start PROVIDED RECORDS
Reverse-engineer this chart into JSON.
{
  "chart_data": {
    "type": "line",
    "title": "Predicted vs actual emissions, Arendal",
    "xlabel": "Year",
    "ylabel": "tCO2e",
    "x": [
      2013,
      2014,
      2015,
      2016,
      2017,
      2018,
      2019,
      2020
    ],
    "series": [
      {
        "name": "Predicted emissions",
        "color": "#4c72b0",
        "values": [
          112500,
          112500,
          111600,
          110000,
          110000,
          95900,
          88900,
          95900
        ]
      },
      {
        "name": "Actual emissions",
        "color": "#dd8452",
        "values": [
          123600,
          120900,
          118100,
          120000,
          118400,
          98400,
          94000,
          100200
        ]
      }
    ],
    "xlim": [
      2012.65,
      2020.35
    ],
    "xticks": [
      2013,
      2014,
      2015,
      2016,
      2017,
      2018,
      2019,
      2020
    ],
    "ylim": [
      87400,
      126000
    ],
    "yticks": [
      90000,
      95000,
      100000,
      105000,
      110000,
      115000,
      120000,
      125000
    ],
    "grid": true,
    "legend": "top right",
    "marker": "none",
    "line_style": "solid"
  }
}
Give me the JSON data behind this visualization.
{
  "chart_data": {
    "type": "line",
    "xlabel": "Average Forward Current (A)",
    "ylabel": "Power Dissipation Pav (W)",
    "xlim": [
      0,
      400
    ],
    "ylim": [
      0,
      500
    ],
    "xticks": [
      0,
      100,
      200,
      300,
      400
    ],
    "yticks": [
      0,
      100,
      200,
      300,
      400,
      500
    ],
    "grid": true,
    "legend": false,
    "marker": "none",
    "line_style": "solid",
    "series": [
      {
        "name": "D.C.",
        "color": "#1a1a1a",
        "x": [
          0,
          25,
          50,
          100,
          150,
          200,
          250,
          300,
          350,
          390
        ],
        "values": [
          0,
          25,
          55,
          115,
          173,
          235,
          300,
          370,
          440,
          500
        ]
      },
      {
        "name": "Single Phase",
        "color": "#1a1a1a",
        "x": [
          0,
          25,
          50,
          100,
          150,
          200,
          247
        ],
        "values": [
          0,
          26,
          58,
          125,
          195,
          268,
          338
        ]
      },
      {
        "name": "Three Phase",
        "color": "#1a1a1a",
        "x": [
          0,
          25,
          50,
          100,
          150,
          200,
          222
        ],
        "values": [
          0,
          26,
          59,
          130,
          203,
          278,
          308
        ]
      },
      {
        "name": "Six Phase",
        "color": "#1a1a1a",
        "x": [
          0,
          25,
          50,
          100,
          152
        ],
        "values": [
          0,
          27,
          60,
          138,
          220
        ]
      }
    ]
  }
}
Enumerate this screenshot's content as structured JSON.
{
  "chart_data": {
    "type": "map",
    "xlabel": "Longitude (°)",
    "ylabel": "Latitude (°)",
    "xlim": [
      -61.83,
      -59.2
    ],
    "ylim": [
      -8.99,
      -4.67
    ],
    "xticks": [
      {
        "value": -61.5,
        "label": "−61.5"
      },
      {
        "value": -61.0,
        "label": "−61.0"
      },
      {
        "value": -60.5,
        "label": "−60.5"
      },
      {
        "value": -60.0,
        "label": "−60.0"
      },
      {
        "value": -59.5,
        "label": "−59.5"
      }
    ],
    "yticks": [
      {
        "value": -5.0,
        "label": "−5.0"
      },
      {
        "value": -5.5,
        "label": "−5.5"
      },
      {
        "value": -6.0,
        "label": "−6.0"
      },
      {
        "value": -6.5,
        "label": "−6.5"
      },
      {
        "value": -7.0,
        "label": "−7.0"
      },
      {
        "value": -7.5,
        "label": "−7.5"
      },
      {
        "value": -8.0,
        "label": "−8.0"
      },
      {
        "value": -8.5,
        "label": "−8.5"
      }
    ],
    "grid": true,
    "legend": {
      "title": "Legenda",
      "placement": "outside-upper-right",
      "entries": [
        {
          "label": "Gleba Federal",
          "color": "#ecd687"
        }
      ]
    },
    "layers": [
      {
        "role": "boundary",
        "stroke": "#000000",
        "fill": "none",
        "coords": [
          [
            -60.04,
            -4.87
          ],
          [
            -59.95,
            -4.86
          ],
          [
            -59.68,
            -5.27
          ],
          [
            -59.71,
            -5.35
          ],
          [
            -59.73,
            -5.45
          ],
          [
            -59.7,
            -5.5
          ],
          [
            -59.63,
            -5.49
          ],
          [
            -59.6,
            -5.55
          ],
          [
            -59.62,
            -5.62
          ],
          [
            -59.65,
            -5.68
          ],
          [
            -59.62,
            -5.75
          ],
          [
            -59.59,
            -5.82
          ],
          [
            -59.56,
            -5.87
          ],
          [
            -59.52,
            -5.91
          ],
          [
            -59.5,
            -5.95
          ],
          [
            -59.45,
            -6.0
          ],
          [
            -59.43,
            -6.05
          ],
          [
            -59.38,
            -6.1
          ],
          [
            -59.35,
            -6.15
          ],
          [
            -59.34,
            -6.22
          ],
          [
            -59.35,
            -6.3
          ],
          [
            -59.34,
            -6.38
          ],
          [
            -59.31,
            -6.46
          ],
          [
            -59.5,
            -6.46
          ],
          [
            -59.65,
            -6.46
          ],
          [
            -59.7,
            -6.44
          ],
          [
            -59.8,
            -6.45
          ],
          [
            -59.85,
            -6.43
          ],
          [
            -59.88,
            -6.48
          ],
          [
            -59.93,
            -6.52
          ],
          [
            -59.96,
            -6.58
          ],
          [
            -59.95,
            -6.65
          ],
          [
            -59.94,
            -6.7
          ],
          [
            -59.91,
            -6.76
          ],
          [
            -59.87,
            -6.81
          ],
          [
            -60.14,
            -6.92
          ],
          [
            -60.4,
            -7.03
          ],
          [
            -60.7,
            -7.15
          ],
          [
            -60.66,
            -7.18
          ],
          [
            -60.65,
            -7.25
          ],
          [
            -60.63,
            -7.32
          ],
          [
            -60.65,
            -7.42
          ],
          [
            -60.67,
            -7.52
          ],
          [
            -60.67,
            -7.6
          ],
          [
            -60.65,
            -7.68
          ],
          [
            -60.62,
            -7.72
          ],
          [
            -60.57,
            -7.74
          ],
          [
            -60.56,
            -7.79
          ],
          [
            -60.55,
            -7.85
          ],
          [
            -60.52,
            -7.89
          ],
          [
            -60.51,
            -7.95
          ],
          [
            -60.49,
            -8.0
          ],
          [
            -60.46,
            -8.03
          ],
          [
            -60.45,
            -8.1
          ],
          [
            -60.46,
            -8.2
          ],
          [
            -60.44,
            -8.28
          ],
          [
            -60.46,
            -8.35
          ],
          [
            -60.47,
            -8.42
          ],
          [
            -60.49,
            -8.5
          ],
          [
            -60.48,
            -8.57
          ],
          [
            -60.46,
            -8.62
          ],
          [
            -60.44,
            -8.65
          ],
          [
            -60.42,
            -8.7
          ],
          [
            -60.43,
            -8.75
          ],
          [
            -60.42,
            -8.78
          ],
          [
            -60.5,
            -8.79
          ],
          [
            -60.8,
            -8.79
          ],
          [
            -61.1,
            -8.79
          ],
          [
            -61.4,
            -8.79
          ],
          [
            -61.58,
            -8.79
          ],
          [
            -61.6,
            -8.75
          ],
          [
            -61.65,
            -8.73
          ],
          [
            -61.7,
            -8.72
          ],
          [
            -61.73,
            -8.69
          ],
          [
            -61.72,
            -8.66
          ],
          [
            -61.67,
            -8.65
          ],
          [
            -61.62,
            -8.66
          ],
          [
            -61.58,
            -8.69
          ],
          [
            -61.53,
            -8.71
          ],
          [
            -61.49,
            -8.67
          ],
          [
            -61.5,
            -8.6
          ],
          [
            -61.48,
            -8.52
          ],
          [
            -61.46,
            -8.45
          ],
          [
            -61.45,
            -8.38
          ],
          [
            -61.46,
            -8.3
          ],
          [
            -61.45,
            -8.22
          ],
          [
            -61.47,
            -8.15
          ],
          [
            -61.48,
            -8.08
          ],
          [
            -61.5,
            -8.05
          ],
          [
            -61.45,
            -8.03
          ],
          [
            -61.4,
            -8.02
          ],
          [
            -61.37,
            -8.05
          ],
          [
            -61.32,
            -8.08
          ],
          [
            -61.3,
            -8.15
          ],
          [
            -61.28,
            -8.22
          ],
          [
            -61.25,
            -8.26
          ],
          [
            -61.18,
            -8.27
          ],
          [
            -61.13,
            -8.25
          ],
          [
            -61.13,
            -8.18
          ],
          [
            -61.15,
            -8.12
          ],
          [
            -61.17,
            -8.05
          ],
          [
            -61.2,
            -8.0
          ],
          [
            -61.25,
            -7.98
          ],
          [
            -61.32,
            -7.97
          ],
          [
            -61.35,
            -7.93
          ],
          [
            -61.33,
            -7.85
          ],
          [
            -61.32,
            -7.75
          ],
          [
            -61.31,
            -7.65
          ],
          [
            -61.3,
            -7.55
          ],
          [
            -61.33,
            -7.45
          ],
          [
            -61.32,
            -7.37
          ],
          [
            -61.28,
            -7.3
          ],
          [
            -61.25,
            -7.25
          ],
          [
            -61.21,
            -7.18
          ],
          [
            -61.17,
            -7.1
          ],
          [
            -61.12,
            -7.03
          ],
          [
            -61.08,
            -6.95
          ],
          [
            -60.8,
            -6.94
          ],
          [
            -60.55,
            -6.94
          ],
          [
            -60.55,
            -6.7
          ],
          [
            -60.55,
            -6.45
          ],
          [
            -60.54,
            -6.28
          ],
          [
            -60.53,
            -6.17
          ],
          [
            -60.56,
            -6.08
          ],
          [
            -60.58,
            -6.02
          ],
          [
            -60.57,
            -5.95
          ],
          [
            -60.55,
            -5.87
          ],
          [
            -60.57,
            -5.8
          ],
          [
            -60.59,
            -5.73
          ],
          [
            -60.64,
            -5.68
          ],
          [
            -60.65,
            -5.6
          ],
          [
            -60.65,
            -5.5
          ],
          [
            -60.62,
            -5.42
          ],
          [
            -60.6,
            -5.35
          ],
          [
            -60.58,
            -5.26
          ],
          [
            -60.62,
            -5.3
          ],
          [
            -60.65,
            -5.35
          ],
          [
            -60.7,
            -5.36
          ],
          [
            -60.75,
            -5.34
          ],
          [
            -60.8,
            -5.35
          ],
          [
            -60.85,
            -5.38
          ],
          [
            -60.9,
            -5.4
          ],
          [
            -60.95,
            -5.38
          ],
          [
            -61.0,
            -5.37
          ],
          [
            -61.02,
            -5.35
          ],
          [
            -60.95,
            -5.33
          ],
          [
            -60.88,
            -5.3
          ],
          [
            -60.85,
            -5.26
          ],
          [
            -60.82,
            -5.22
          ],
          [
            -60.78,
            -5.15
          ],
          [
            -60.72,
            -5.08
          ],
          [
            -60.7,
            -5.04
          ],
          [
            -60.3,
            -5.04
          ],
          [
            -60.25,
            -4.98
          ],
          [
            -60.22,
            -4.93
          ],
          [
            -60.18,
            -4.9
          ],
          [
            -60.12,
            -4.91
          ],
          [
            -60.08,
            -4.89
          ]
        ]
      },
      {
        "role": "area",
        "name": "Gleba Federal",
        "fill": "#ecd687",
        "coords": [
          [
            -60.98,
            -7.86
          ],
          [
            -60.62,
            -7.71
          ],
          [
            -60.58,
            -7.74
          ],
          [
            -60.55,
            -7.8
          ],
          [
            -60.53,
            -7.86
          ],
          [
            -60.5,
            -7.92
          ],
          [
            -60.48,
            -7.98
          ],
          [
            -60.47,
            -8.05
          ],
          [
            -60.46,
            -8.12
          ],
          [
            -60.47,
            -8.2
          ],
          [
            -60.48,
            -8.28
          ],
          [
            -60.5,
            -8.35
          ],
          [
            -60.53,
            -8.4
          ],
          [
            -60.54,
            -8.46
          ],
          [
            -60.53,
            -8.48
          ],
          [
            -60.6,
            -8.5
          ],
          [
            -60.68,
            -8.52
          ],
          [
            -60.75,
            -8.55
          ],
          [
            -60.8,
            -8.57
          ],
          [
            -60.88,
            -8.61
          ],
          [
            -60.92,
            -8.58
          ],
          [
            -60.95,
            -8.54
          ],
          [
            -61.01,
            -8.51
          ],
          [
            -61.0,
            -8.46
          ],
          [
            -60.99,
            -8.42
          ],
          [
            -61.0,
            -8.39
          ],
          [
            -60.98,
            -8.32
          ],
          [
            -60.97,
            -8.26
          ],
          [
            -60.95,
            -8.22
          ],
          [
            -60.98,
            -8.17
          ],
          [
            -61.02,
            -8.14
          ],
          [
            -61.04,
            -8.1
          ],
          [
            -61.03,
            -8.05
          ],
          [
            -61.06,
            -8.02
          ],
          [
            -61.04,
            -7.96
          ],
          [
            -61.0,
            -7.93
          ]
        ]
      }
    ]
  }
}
end PROVIDED RECORDS
Look through the entries and return every line where "name" appears.

        "name": "Predicted emissions",
        "name": "Actual emissions",
        "name": "D.C.",
        "name": "Single Phase",
        "name": "Three Phase",
        "name": "Six Phase",
        "name": "Gleba Federal",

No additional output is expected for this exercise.